[Records about charts and figures]
[start]

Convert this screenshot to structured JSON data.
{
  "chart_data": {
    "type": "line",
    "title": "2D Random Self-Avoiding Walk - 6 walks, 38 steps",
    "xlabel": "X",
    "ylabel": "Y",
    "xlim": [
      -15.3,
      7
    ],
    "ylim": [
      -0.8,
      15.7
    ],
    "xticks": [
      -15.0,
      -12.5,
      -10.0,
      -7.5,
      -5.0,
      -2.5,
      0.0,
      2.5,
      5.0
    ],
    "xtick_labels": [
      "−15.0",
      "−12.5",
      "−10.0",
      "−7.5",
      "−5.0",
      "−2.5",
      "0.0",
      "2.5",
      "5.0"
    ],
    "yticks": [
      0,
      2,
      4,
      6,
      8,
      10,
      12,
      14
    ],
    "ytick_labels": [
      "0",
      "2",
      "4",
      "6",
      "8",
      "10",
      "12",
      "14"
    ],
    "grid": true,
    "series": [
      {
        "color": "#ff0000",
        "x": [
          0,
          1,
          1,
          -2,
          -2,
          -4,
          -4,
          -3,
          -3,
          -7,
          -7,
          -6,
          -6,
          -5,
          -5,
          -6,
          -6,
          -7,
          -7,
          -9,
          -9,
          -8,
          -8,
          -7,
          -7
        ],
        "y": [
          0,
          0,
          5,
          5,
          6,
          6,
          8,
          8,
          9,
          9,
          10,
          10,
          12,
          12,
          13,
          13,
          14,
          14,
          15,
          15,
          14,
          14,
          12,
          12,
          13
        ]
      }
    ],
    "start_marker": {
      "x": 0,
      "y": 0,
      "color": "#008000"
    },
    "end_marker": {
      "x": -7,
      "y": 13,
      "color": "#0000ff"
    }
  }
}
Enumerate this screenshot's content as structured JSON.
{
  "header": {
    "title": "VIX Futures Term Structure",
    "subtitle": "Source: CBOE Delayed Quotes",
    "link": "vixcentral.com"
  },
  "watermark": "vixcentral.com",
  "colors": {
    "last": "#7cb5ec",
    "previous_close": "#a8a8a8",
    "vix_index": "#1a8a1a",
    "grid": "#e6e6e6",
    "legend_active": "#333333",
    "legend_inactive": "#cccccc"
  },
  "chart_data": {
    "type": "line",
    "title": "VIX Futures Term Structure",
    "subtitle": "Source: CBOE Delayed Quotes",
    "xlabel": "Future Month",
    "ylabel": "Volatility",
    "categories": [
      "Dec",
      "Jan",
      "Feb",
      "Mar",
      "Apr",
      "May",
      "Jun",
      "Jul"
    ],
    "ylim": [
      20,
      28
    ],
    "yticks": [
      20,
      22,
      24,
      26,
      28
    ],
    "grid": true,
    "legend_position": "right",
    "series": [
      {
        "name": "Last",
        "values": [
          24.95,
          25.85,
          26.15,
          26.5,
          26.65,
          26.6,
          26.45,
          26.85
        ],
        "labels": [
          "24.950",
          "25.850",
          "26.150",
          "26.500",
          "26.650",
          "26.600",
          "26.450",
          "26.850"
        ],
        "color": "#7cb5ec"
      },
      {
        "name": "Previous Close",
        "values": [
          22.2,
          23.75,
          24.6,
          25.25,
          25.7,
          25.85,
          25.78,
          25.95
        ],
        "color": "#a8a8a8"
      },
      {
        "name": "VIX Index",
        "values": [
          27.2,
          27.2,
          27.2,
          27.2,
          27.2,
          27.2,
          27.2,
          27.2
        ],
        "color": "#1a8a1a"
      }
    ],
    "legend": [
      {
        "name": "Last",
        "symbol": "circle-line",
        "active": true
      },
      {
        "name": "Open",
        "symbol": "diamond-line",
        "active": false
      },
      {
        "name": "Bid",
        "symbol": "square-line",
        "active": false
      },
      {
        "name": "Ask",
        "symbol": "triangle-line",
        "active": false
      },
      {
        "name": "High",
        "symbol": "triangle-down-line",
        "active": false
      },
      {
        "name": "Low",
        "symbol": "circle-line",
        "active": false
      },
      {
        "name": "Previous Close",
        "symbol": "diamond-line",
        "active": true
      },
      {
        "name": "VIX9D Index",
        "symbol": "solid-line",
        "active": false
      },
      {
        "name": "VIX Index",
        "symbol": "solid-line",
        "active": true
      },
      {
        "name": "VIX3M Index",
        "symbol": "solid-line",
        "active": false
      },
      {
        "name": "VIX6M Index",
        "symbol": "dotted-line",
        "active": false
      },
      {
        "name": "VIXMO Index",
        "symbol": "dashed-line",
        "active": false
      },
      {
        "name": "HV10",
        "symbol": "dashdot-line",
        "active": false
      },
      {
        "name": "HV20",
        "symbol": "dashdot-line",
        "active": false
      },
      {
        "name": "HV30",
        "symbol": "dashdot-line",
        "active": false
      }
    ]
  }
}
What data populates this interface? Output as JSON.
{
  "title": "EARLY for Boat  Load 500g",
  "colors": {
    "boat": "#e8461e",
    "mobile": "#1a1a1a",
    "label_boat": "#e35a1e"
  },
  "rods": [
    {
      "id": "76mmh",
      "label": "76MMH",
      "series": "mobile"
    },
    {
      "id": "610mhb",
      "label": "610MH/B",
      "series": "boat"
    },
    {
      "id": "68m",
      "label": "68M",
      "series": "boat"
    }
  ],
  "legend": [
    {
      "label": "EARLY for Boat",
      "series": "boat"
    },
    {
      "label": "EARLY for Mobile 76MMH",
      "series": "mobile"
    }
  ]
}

[end]

[Your task]
Take the listing above and write it out again exactly.

[Exercise response]
Convert this screenshot to structured JSON data.
{
  "chart_data": {
    "type": "line",
    "title": "2D Random Self-Avoiding Walk - 6 walks, 38 steps",
    "xlabel": "X",
    "ylabel": "Y",
    "xlim": [
      -15.3,
      7
    ],
    "ylim": [
      -0.8,
      15.7
    ],
    "xticks": [
      -15.0,
      -12.5,
      -10.0,
      -7.5,
      -5.0,
      -2.5,
      0.0,
      2.5,
      5.0
    ],
    "xtick_labels": [
      "−15.0",
      "−12.5",
      "−10.0",
      "−7.5",
      "−5.0",
      "−2.5",
      "0.0",
      "2.5",
      "5.0"
    ],
    "yticks": [
      0,
      2,
      4,
      6,
      8,
      10,
      12,
      14
    ],
    "ytick_labels": [
      "0",
      "2",
      "4",
      "6",
      "8",
      "10",
      "12",
      "14"
    ],
    "grid": true,
    "series": [
      {
        "color": "#ff0000",
        "x": [
          0,
          1,
          1,
          -2,
          -2,
          -4,
          -4,
          -3,
          -3,
          -7,
          -7,
          -6,
          -6,
          -5,
          -5,
          -6,
          -6,
          -7,
          -7,
          -9,
          -9,
          -8,
          -8,
          -7,
          -7
        ],
        "y": [
          0,
          0,
          5,
          5,
          6,
          6,
          8,
          8,
          9,
          9,
          10,
          10,
          12,
          12,
          13,
          13,
          14,
          14,
          15,
          15,
          14,
          14,
          12,
          12,
          13
        ]
      }
    ],
    "start_marker": {
      "x": 0,
      "y": 0,
      "color": "#008000"
    },
    "end_marker": {
      "x": -7,
      "y": 13,
      "color": "#0000ff"
    }
  }
}
Enumerate this screenshot's content as structured JSON.
{
  "header": {
    "title": "VIX Futures Term Structure",
    "subtitle": "Source: CBOE Delayed Quotes",
    "link": "vixcentral.com"
  },
  "watermark": "vixcentral.com",
  "colors": {
    "last": "#7cb5ec",
    "previous_close": "#a8a8a8",
    "vix_index": "#1a8a1a",
    "grid": "#e6e6e6",
    "legend_active": "#333333",
    "legend_inactive": "#cccccc"
  },
  "chart_data": {
    "type": "line",
    "title": "VIX Futures Term Structure",
    "subtitle": "Source: CBOE Delayed Quotes",
    "xlabel": "Future Month",
    "ylabel": "Volatility",
    "categories": [
      "Dec",
      "Jan",
      "Feb",
      "Mar",
      "Apr",
      "May",
      "Jun",
      "Jul"
    ],
    "ylim": [
      20,
      28
    ],
    "yticks": [
      20,
      22,
      24,
      26,
      28
    ],
    "grid": true,
    "legend_position": "right",
    "series": [
      {
        "name": "Last",
        "values": [
          24.95,
          25.85,
          26.15,
          26.5,
          26.65,
          26.6,
          26.45,
          26.85
        ],
        "labels": [
          "24.950",
          "25.850",
          "26.150",
          "26.500",
          "26.650",
          "26.600",
          "26.450",
          "26.850"
        ],
        "color": "#7cb5ec"
      },
      {
        "name": "Previous Close",
        "values": [
          22.2,
          23.75,
          24.6,
          25.25,
          25.7,
          25.85,
          25.78,
          25.95
        ],
        "color": "#a8a8a8"
      },
      {
        "name": "VIX Index",
        "values": [
          27.2,
          27.2,
          27.2,
          27.2,
          27.2,
          27.2,
          27.2,
          27.2
        ],
        "color": "#1a8a1a"
      }
    ],
    "legend": [
      {
        "name": "Last",
        "symbol": "circle-line",
        "active": true
      },
      {
        "name": "Open",
        "symbol": "diamond-line",
        "active": false
      },
      {
        "name": "Bid",
        "symbol": "square-line",
        "active": false
      },
      {
        "name": "Ask",
        "symbol": "triangle-line",
        "active": false
      },
      {
        "name": "High",
        "symbol": "triangle-down-line",
        "active": false
      },
      {
        "name": "Low",
        "symbol": "circle-line",
        "active": false
      },
      {
        "name": "Previous Close",
        "symbol": "diamond-line",
        "active": true
      },
      {
        "name": "VIX9D Index",
        "symbol": "solid-line",
        "active": false
      },
      {
        "name": "VIX Index",
        "symbol": "solid-line",
        "active": true
      },
      {
        "name": "VIX3M Index",
        "symbol": "solid-line",
        "active": false
      },
      {
        "name": "VIX6M Index",
        "symbol": "dotted-line",
        "active": false
      },
      {
        "name": "VIXMO Index",
        "symbol": "dashed-line",
        "active": false
      },
      {
        "name": "HV10",
        "symbol": "dashdot-line",
        "active": false
      },
      {
        "name": "HV20",
        "symbol": "dashdot-line",
        "active": false
      },
      {
        "name": "HV30",
        "symbol": "dashdot-line",
        "active": false
      }
    ]
  }
}
What data populates this interface? Output as JSON.
{
  "title": "EARLY for Boat  Load 500g",
  "colors": {
    "boat": "#e8461e",
    "mobile": "#1a1a1a",
    "label_boat": "#e35a1e"
  },
  "rods": [
    {
      "id": "76mmh",
      "label": "76MMH",
      "series": "mobile"
    },
    {
      "id": "610mhb",
      "label": "610MH/B",
      "series": "boat"
    },
    {
      "id": "68m",
      "label": "68M",
      "series": "boat"
    }
  ],
  "legend": [
    {
      "label": "EARLY for Boat",
      "series": "boat"
    },
    {
      "label": "EARLY for Mobile 76MMH",
      "series": "mobile"
    }
  ]
}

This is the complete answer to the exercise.